**Materials provided**:
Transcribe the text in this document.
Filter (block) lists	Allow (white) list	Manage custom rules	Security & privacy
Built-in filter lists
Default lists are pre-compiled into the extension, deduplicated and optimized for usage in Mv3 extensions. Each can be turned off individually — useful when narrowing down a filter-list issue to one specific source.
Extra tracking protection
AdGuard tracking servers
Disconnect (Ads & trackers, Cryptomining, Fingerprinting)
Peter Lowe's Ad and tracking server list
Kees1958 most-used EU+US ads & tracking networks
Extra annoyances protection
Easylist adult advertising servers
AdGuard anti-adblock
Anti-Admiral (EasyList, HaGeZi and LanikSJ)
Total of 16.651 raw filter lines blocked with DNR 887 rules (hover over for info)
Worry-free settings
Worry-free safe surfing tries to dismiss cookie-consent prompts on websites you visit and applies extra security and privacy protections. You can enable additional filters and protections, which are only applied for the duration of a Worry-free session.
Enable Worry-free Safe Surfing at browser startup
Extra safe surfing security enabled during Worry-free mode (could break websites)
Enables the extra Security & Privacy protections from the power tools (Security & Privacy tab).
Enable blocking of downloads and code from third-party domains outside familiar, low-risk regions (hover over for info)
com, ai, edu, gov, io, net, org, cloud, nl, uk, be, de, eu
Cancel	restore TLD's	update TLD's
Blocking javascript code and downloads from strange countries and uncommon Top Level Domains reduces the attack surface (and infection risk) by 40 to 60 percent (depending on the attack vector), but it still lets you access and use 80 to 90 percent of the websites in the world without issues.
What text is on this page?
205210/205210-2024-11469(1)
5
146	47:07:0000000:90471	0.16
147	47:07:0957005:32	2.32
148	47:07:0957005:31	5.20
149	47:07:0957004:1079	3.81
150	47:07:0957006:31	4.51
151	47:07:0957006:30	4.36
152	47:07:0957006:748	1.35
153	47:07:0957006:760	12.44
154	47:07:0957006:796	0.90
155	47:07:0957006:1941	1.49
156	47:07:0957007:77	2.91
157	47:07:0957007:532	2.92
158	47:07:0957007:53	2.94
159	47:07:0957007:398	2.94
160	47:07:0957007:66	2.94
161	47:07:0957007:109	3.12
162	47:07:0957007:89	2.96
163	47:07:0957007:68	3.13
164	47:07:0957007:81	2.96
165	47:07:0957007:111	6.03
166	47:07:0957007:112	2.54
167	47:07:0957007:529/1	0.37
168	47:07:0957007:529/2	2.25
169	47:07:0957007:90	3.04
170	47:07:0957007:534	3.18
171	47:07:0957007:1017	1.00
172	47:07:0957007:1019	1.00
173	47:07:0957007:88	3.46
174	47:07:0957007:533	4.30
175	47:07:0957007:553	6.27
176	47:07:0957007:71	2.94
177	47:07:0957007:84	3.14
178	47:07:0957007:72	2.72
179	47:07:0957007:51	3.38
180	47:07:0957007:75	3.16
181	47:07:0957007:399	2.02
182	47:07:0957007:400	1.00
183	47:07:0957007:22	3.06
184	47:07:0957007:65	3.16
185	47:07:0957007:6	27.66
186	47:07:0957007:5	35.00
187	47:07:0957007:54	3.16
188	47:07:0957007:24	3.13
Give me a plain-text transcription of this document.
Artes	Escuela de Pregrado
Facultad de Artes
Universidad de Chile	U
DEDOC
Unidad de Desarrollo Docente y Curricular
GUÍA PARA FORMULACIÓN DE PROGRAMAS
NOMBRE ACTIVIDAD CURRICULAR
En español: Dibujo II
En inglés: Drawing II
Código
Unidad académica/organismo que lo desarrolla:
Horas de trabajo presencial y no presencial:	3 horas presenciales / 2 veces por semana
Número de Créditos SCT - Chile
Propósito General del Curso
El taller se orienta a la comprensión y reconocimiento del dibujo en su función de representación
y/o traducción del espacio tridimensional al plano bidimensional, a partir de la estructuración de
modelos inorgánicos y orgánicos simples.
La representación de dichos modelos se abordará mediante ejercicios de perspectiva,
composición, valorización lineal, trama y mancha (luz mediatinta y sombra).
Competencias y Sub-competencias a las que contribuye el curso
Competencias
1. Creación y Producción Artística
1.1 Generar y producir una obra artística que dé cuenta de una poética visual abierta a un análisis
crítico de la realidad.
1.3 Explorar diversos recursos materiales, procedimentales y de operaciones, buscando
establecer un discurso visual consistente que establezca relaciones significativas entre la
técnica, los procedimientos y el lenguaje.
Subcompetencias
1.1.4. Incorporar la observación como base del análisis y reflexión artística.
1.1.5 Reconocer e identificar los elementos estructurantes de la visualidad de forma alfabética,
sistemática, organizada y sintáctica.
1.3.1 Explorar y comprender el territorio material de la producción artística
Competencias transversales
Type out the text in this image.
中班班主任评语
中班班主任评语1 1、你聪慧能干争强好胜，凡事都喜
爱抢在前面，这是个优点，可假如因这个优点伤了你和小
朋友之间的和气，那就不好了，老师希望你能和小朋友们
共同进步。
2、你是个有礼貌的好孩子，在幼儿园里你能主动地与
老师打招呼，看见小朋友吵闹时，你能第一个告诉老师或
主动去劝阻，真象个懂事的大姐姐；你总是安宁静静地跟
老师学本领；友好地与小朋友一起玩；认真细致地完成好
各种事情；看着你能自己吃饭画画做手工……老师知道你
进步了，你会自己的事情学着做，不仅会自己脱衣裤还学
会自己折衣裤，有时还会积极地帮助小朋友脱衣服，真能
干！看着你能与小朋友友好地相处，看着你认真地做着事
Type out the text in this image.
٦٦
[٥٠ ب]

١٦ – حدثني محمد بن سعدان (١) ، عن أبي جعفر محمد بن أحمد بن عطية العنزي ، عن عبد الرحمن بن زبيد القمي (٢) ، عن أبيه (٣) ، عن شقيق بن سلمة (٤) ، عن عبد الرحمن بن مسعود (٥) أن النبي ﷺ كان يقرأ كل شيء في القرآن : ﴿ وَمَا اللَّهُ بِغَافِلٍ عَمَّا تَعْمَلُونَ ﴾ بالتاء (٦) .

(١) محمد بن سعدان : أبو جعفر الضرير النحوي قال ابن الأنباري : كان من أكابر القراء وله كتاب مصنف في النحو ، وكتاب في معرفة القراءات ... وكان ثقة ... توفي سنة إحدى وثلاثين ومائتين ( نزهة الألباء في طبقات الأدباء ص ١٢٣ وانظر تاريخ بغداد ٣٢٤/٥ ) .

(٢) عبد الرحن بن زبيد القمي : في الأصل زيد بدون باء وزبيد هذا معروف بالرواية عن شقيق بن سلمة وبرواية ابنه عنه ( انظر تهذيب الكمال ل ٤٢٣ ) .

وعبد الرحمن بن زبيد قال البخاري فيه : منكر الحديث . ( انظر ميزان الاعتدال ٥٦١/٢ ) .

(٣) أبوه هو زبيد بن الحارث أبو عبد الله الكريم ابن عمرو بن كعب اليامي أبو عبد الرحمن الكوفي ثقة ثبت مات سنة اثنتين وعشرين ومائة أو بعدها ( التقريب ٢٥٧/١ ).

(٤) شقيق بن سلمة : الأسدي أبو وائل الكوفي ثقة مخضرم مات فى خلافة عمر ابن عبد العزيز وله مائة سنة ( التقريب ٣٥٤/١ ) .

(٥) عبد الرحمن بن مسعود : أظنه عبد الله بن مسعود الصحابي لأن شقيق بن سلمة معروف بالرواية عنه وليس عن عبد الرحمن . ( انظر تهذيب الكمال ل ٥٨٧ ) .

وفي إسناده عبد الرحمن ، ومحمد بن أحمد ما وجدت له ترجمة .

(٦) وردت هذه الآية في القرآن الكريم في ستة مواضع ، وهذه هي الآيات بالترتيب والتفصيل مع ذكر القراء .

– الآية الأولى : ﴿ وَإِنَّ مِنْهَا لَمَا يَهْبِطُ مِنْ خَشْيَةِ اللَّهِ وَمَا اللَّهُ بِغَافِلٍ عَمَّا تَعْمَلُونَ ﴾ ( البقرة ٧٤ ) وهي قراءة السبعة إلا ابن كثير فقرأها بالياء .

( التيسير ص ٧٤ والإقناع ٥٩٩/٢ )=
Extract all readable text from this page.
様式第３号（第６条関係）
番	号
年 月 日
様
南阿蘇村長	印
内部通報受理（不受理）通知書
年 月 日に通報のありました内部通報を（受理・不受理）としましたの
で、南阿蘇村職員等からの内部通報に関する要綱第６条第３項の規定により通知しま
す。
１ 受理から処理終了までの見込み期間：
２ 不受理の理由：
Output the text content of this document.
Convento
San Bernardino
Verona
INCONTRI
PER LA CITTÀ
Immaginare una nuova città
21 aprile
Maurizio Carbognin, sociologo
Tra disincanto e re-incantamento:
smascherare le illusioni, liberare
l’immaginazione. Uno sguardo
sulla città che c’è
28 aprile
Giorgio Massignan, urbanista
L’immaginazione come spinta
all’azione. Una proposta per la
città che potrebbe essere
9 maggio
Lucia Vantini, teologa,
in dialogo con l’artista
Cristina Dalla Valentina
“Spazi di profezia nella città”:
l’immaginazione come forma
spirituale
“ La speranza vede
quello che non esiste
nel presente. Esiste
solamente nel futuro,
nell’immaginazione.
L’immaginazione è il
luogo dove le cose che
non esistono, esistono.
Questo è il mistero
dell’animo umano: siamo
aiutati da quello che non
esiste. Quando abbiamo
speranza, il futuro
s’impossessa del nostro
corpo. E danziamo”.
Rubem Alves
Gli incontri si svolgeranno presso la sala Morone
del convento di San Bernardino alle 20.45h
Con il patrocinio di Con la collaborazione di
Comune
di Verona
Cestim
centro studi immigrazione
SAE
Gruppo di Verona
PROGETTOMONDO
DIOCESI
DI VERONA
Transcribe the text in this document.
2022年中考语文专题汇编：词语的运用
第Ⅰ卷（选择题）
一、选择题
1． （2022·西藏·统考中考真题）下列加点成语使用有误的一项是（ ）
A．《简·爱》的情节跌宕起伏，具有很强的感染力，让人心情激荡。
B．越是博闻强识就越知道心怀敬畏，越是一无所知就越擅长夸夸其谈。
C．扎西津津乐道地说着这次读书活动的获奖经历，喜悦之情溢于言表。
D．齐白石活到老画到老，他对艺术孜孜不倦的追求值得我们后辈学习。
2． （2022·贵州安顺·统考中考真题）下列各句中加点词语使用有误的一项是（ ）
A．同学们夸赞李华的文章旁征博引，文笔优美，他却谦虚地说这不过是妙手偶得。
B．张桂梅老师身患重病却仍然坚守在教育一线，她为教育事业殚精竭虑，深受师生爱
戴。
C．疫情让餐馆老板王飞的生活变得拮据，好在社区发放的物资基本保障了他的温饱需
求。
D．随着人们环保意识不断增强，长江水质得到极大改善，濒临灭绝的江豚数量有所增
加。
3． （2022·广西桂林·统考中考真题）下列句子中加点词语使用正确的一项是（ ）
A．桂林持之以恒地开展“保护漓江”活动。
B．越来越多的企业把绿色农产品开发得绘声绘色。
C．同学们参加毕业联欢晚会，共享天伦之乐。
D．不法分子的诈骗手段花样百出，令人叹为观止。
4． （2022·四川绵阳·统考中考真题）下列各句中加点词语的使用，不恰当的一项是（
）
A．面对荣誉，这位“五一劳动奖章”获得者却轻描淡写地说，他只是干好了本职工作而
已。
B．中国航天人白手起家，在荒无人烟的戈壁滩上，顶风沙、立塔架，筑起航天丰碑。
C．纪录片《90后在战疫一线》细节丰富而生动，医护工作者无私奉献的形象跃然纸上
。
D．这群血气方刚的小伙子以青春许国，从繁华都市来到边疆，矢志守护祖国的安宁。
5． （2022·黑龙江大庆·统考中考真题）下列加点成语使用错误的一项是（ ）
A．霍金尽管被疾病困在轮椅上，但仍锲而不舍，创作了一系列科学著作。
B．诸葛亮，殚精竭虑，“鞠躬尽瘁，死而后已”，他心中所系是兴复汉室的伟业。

**What needs to be done**: Nothing but a number is needed here: how many lines hold the string "معروف"?

**Full output**: 2